Structured figure records:
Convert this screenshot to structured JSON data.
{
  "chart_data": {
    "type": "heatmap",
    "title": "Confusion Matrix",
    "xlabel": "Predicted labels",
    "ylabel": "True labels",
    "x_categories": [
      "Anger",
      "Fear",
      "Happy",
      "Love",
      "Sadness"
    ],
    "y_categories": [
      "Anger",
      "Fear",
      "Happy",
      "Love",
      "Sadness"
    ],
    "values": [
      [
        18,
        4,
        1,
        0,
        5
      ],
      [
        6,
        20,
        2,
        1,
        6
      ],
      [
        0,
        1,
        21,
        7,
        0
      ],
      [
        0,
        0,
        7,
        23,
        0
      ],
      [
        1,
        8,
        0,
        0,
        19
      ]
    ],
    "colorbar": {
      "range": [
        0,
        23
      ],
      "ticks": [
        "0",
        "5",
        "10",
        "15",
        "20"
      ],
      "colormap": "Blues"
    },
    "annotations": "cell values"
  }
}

▶ _Task statement_:
The records above should all be quoted exactly, please.

▶ _Answer to this problem_:
Convert this screenshot to structured JSON data.
{
  "chart_data": {
    "type": "heatmap",
    "title": "Confusion Matrix",
    "xlabel": "Predicted labels",
    "ylabel": "True labels",
    "x_categories": [
      "Anger",
      "Fear",
      "Happy",
      "Love",
      "Sadness"
    ],
    "y_categories": [
      "Anger",
      "Fear",
      "Happy",
      "Love",
      "Sadness"
    ],
    "values": [
      [
        18,
        4,
        1,
        0,
        5
      ],
      [
        6,
        20,
        2,
        1,
        6
      ],
      [
        0,
        1,
        21,
        7,
        0
      ],
      [
        0,
        0,
        7,
        23,
        0
      ],
      [
        1,
        8,
        0,
        0,
        19
      ]
    ],
    "colorbar": {
      "range": [
        0,
        23
      ],
      "ticks": [
        "0",
        "5",
        "10",
        "15",
        "20"
      ],
      "colormap": "Blues"
    },
    "annotations": "cell values"
  }
}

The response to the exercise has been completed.